_Your goal_.
Look through the records that follow. Copy every line containing the word "text".

_Material_.
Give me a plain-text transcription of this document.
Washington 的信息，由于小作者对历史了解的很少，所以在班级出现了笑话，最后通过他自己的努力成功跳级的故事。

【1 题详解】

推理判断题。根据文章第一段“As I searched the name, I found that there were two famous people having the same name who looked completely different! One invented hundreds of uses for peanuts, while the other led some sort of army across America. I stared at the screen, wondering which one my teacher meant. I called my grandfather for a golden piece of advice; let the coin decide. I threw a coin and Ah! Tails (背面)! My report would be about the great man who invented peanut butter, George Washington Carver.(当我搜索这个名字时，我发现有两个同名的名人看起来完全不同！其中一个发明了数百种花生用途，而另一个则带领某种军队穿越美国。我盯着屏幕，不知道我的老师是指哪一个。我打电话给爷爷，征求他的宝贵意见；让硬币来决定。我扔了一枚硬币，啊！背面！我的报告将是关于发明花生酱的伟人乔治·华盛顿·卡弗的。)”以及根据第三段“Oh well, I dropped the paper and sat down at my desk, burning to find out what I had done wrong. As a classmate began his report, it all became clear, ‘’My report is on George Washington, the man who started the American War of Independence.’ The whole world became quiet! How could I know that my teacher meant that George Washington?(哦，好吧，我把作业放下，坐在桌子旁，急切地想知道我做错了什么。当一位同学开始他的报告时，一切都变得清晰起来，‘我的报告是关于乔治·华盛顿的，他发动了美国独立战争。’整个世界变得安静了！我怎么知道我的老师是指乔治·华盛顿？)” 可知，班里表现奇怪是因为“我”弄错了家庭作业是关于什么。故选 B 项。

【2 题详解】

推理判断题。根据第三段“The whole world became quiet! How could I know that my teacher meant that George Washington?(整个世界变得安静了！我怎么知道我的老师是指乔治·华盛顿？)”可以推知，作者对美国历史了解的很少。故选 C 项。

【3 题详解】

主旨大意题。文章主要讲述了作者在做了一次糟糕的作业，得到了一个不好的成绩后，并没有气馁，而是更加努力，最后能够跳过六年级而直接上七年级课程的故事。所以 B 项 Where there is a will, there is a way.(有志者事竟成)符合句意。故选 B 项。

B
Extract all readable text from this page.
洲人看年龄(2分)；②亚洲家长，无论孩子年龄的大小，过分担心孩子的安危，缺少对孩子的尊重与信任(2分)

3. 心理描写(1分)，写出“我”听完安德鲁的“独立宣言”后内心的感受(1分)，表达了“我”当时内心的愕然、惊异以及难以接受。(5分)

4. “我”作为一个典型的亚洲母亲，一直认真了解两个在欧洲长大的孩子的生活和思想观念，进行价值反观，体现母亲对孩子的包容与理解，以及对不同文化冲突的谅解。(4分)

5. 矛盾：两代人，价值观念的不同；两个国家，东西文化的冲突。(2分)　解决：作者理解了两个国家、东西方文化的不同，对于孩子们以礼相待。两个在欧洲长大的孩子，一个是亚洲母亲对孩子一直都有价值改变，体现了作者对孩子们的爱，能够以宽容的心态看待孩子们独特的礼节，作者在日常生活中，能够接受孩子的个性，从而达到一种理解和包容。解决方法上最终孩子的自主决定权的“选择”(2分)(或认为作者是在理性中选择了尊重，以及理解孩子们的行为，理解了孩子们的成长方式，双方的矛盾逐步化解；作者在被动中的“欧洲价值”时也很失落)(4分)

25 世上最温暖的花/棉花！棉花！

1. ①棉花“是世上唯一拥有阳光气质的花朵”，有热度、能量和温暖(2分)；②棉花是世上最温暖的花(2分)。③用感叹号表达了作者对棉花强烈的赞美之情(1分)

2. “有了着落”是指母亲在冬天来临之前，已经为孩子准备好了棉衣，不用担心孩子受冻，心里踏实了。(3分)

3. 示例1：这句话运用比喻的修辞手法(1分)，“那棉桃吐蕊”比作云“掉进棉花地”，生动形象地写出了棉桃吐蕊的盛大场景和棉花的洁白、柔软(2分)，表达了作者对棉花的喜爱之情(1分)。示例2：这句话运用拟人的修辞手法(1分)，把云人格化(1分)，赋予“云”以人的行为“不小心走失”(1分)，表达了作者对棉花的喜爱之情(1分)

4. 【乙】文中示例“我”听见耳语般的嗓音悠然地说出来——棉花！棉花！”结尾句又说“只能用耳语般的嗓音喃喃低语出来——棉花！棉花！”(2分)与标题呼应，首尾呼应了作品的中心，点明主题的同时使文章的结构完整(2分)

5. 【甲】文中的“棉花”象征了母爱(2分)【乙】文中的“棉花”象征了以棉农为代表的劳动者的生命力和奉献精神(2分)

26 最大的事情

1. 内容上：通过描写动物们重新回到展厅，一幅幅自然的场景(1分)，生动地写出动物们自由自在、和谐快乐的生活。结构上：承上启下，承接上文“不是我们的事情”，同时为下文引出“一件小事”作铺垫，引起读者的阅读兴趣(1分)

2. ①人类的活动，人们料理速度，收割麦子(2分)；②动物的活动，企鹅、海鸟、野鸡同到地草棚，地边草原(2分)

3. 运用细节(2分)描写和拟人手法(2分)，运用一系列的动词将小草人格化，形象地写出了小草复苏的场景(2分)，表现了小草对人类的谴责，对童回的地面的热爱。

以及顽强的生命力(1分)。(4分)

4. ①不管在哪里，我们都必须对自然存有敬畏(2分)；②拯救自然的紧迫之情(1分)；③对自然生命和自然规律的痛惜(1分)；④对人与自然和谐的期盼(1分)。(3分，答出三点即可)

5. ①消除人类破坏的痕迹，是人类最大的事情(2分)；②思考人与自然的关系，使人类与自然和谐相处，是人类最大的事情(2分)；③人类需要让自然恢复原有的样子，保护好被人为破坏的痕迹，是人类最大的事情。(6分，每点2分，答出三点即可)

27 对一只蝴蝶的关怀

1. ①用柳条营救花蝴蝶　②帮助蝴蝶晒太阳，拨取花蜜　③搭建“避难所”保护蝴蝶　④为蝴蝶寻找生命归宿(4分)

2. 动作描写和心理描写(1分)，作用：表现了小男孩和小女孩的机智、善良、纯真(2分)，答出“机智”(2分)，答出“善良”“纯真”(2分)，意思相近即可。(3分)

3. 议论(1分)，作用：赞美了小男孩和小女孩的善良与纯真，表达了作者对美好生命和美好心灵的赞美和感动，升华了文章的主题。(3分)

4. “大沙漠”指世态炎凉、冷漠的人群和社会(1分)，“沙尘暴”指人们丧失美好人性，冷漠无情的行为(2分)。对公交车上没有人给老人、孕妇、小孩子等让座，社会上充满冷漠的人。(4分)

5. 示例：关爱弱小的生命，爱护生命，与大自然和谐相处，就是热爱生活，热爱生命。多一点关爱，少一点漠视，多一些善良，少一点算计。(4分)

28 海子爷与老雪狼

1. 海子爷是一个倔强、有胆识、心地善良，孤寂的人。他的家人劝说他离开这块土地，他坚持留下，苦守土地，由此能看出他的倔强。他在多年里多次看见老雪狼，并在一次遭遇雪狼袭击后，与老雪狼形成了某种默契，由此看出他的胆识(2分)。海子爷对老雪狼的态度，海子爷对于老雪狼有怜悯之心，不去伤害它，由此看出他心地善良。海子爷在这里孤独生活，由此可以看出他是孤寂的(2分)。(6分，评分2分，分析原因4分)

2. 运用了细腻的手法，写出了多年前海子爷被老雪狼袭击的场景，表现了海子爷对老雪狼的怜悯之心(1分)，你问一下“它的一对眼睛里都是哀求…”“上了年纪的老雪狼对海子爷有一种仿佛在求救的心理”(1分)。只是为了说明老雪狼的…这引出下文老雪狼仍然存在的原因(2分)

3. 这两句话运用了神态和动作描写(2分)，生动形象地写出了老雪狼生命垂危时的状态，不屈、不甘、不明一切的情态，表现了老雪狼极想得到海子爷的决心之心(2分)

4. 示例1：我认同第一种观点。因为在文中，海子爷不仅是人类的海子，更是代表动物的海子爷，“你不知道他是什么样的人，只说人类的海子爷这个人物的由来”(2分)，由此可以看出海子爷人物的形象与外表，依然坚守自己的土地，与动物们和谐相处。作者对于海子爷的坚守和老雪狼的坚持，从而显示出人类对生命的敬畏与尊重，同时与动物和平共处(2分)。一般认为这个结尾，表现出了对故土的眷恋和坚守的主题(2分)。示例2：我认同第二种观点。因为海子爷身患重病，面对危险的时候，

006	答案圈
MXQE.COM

_Result of this task_.
Give me a plain-text transcription of this document.
Extract all readable text from this page.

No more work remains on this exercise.